*Provided material*.
+++++

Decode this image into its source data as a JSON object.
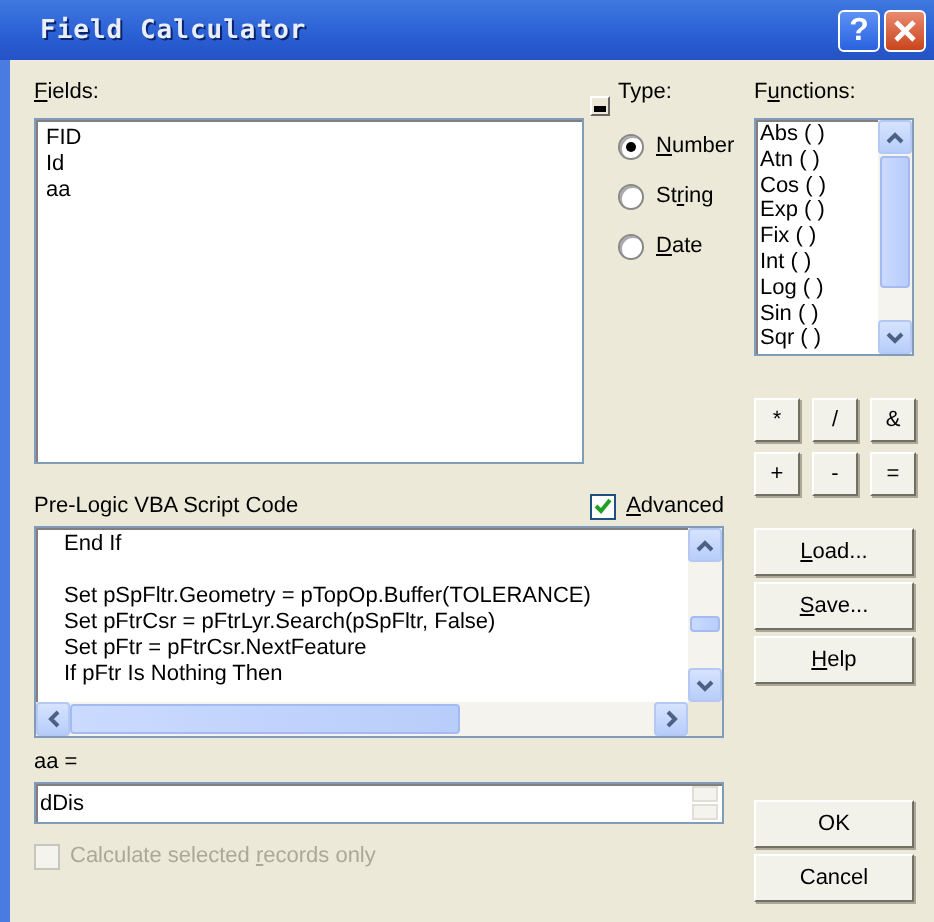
{
  "window": {
    "title": "Field Calculator",
    "help_label": "?"
  },
  "fields": {
    "label": {
      "key": "F",
      "after": "ields:"
    },
    "items": [
      "FID",
      "Id",
      "aa"
    ]
  },
  "type": {
    "label": "Type:",
    "options": [
      {
        "label": {
          "key": "N",
          "after": "umber"
        },
        "selected": true
      },
      {
        "label": {
          "before": "St",
          "key": "r",
          "after": "ing"
        },
        "selected": false
      },
      {
        "label": {
          "key": "D",
          "after": "ate"
        },
        "selected": false
      }
    ]
  },
  "functions": {
    "label": {
      "before": "F",
      "key": "u",
      "after": "nctions:"
    },
    "items": [
      "Abs ( )",
      "Atn ( )",
      "Cos ( )",
      "Exp ( )",
      "Fix ( )",
      "Int ( )",
      "Log ( )",
      "Sin ( )",
      "Sqr ( )"
    ]
  },
  "operators": [
    "*",
    "/",
    "&",
    "+",
    "-",
    "="
  ],
  "prelogic": {
    "label": "Pre-Logic VBA Script Code",
    "advanced": {
      "label": {
        "key": "A",
        "after": "dvanced"
      },
      "checked": true
    },
    "lines": [
      {
        "kind": "code",
        "text": "End If"
      },
      {
        "kind": "blank"
      },
      {
        "kind": "code",
        "text": "Set pSpFltr.Geometry = pTopOp.Buffer(TOLERANCE)"
      },
      {
        "kind": "code",
        "text": "Set pFtrCsr = pFtrLyr.Search(pSpFltr, False)"
      },
      {
        "kind": "code",
        "text": "Set pFtr = pFtrCsr.NextFeature"
      },
      {
        "kind": "code",
        "text": "If pFtr Is Nothing Then"
      }
    ]
  },
  "side_buttons": [
    {
      "label": {
        "key": "L",
        "after": "oad..."
      }
    },
    {
      "label": {
        "key": "S",
        "after": "ave..."
      }
    },
    {
      "label": {
        "key": "H",
        "after": "elp"
      }
    }
  ],
  "expression": {
    "label": "aa =",
    "value": "dDis"
  },
  "selected_only": {
    "label": {
      "before": "Calculate selected ",
      "key": "r",
      "after": "ecords only"
    },
    "checked": false,
    "disabled": true
  },
  "dialog_buttons": [
    "OK",
    "Cancel"
  ]
}
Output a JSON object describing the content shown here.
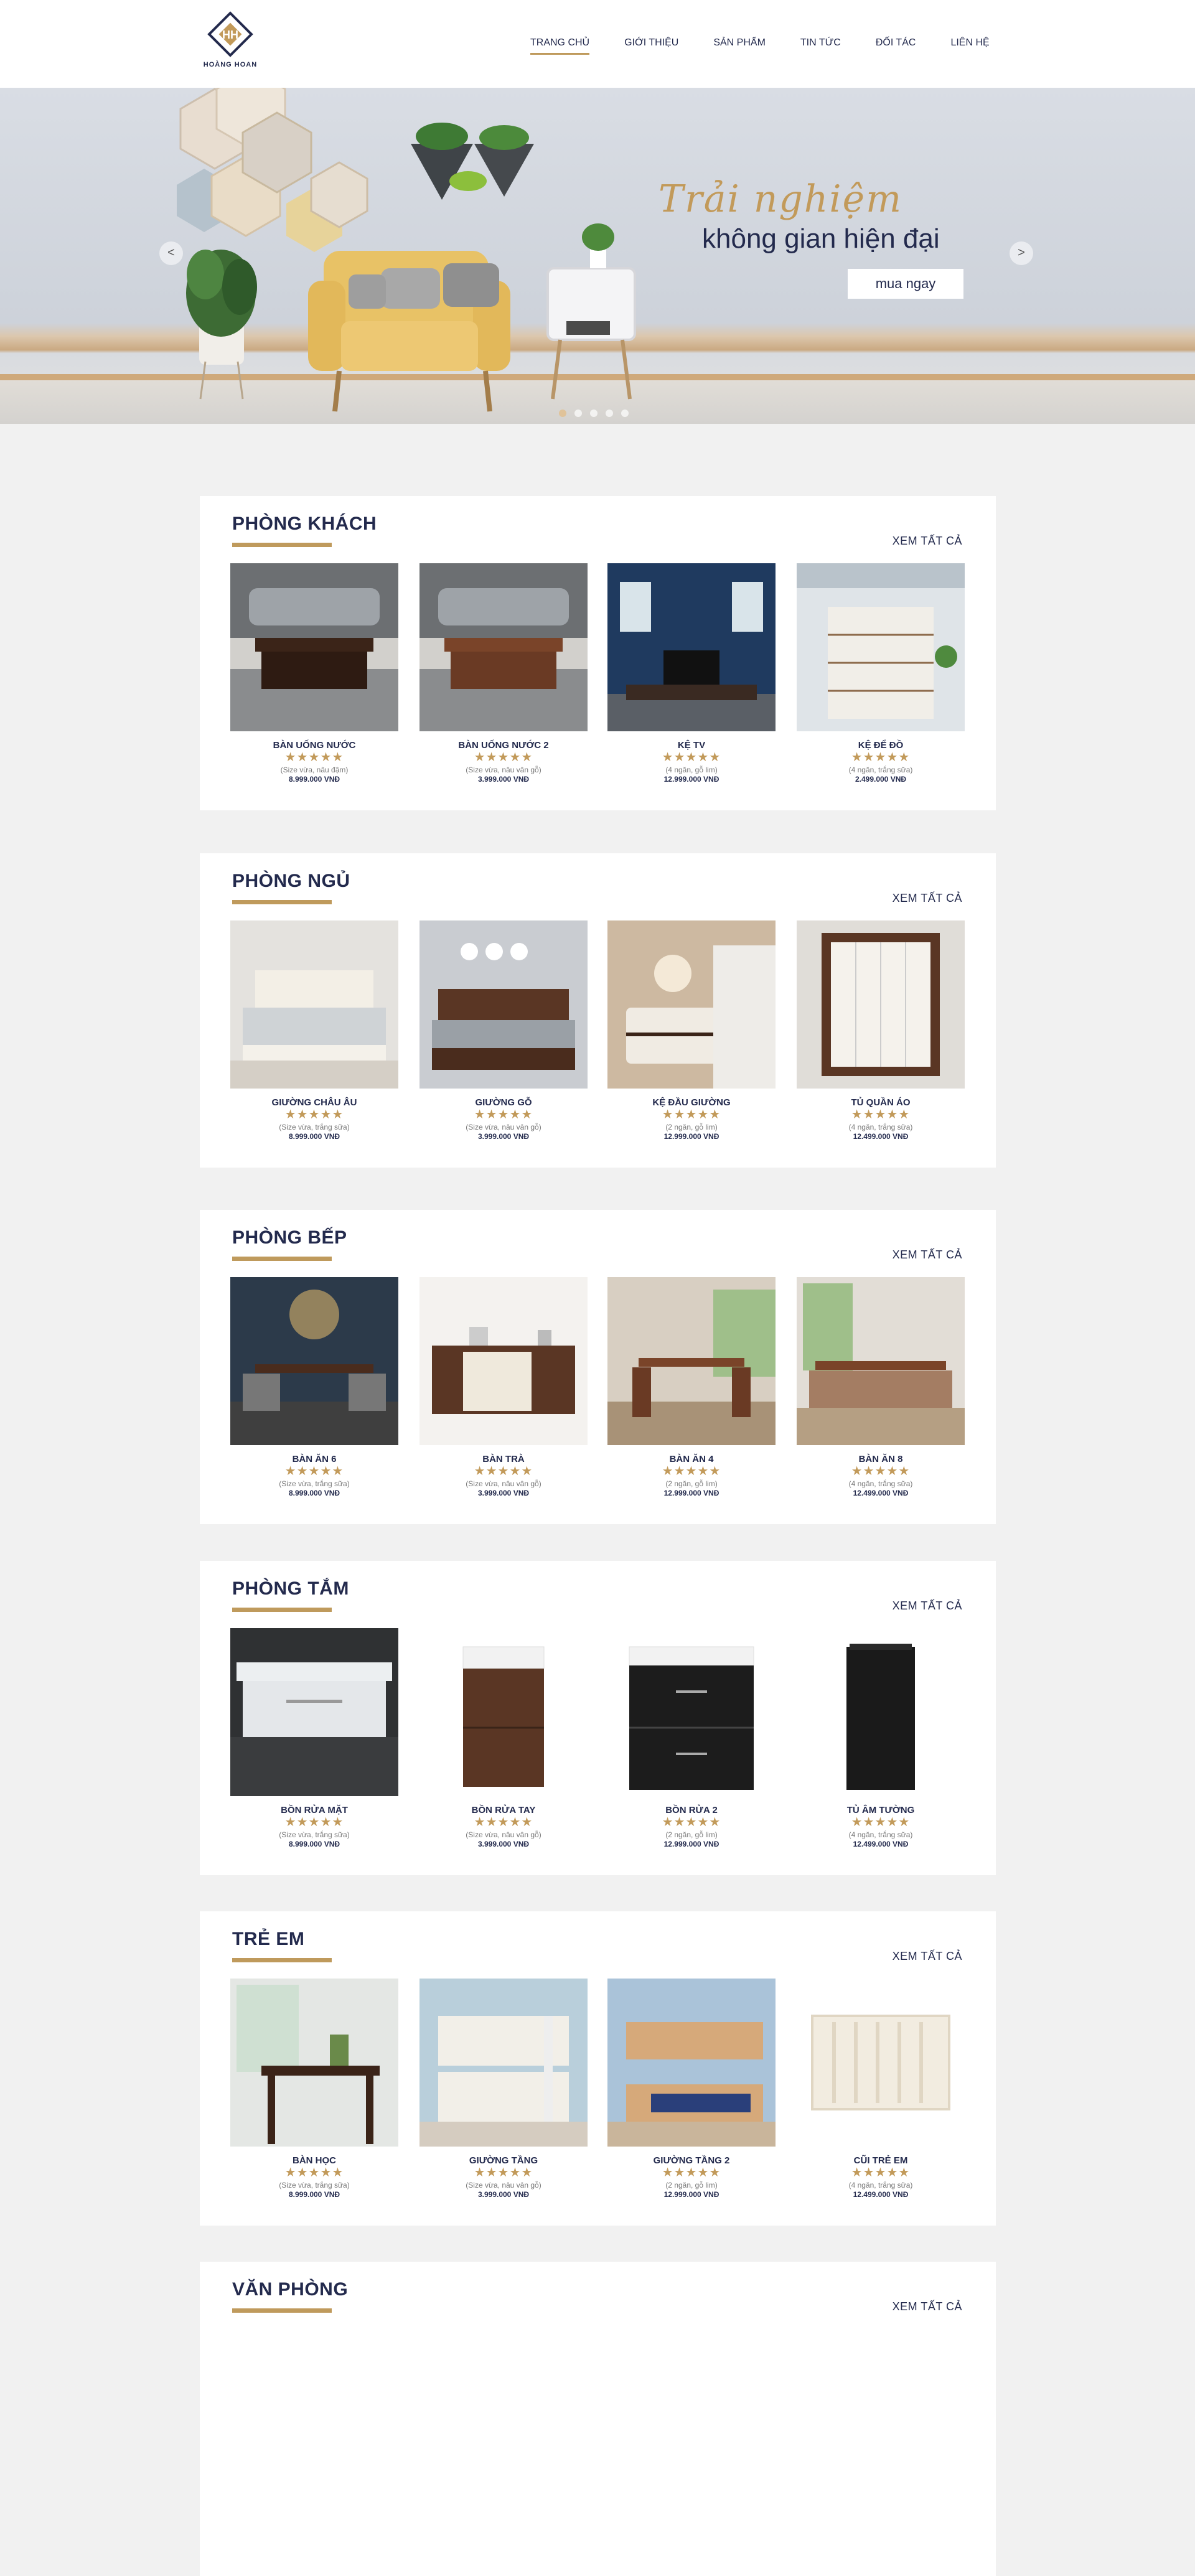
{
  "brand": {
    "name": "HOÀNG HOAN",
    "monogram": "HH"
  },
  "nav": [
    {
      "label": "TRANG CHỦ",
      "active": true
    },
    {
      "label": "GIỚI THIỆU"
    },
    {
      "label": "SẢN PHẨM"
    },
    {
      "label": "TIN TỨC"
    },
    {
      "label": "ĐỐI TÁC"
    },
    {
      "label": "LIÊN HỆ"
    }
  ],
  "hero": {
    "script": "Trải nghiệm",
    "title": "không gian hiện đại",
    "button": "mua ngay",
    "prev": "<",
    "next": ">",
    "slide_count": 5,
    "active_slide": 1
  },
  "colors": {
    "accent": "#bf9a5c",
    "navy": "#232a4d",
    "background": "#f1f1f1"
  },
  "sections": [
    {
      "title": "PHÒNG KHÁCH",
      "more": "XEM TẤT CẢ",
      "products": [
        {
          "name": "BÀN UỐNG NƯỚC",
          "stars": "★★★★★",
          "desc": "(Size vừa, nâu đậm)",
          "price": "8.999.000 VNĐ",
          "img": "coffee-table-dark"
        },
        {
          "name": "BÀN UỐNG NƯỚC 2",
          "stars": "★★★★★",
          "desc": "(Size vừa, nâu vân gỗ)",
          "price": "3.999.000 VNĐ",
          "img": "coffee-table-wood"
        },
        {
          "name": "KỆ TV",
          "stars": "★★★★★",
          "desc": "(4 ngăn, gỗ lim)",
          "price": "12.999.000 VNĐ",
          "img": "tv-stand"
        },
        {
          "name": "KỆ ĐỂ ĐỒ",
          "stars": "★★★★★",
          "desc": "(4 ngăn, trắng sữa)",
          "price": "2.499.000 VNĐ",
          "img": "dresser-white"
        }
      ]
    },
    {
      "title": "PHÒNG NGỦ",
      "more": "XEM TẤT CẢ",
      "products": [
        {
          "name": "GIƯỜNG CHÂU ÂU",
          "stars": "★★★★★",
          "desc": "(Size vừa, trắng sữa)",
          "price": "8.999.000 VNĐ",
          "img": "bed-white"
        },
        {
          "name": "GIƯỜNG GỖ",
          "stars": "★★★★★",
          "desc": "(Size vừa, nâu vân gỗ)",
          "price": "3.999.000 VNĐ",
          "img": "bed-wood"
        },
        {
          "name": "KỆ ĐẦU GIƯỜNG",
          "stars": "★★★★★",
          "desc": "(2 ngăn, gỗ lim)",
          "price": "12.999.000 VNĐ",
          "img": "nightstand"
        },
        {
          "name": "TỦ QUẦN ÁO",
          "stars": "★★★★★",
          "desc": "(4 ngăn, trắng sữa)",
          "price": "12.499.000 VNĐ",
          "img": "wardrobe"
        }
      ]
    },
    {
      "title": "PHÒNG BẾP",
      "more": "XEM TẤT CẢ",
      "products": [
        {
          "name": "BÀN ĂN 6",
          "stars": "★★★★★",
          "desc": "(Size vừa, trắng sữa)",
          "price": "8.999.000 VNĐ",
          "img": "dining-6"
        },
        {
          "name": "BÀN TRÀ",
          "stars": "★★★★★",
          "desc": "(Size vừa, nâu vân gỗ)",
          "price": "3.999.000 VNĐ",
          "img": "sideboard"
        },
        {
          "name": "BÀN ĂN 4",
          "stars": "★★★★★",
          "desc": "(2 ngăn, gỗ lim)",
          "price": "12.999.000 VNĐ",
          "img": "dining-4"
        },
        {
          "name": "BÀN ĂN 8",
          "stars": "★★★★★",
          "desc": "(4 ngăn, trắng sữa)",
          "price": "12.499.000 VNĐ",
          "img": "dining-8"
        }
      ]
    },
    {
      "title": "PHÒNG TẮM",
      "more": "XEM TẤT CẢ",
      "products": [
        {
          "name": "BỒN RỬA MẶT",
          "stars": "★★★★★",
          "desc": "(Size vừa, trắng sữa)",
          "price": "8.999.000 VNĐ",
          "img": "vanity-white"
        },
        {
          "name": "BỒN RỬA TAY",
          "stars": "★★★★★",
          "desc": "(Size vừa, nâu vân gỗ)",
          "price": "3.999.000 VNĐ",
          "img": "vanity-wood"
        },
        {
          "name": "BỒN RỬA 2",
          "stars": "★★★★★",
          "desc": "(2 ngăn, gỗ lim)",
          "price": "12.999.000 VNĐ",
          "img": "vanity-black"
        },
        {
          "name": "TỦ ÂM TƯỜNG",
          "stars": "★★★★★",
          "desc": "(4 ngăn, trắng sữa)",
          "price": "12.499.000 VNĐ",
          "img": "cabinet-black"
        }
      ]
    },
    {
      "title": "TRẺ EM",
      "more": "XEM TẤT CẢ",
      "products": [
        {
          "name": "BÀN HỌC",
          "stars": "★★★★★",
          "desc": "(Size vừa, trắng sữa)",
          "price": "8.999.000 VNĐ",
          "img": "desk"
        },
        {
          "name": "GIƯỜNG TẦNG",
          "stars": "★★★★★",
          "desc": "(Size vừa, nâu vân gỗ)",
          "price": "3.999.000 VNĐ",
          "img": "bunk-white"
        },
        {
          "name": "GIƯỜNG TẦNG 2",
          "stars": "★★★★★",
          "desc": "(2 ngăn, gỗ lim)",
          "price": "12.999.000 VNĐ",
          "img": "bunk-wood"
        },
        {
          "name": "CŨI TRẺ EM",
          "stars": "★★★★★",
          "desc": "(4 ngăn, trắng sữa)",
          "price": "12.499.000 VNĐ",
          "img": "crib"
        }
      ]
    },
    {
      "title": "VĂN PHÒNG",
      "more": "XEM TẤT CẢ",
      "products": []
    }
  ]
}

+++++

*Exercise requirements*. In the material above, find each line that contains the word "true", and select it.

*Problem solution*.
        "selected": true
      "checked": true
    "disabled": true
      "active": true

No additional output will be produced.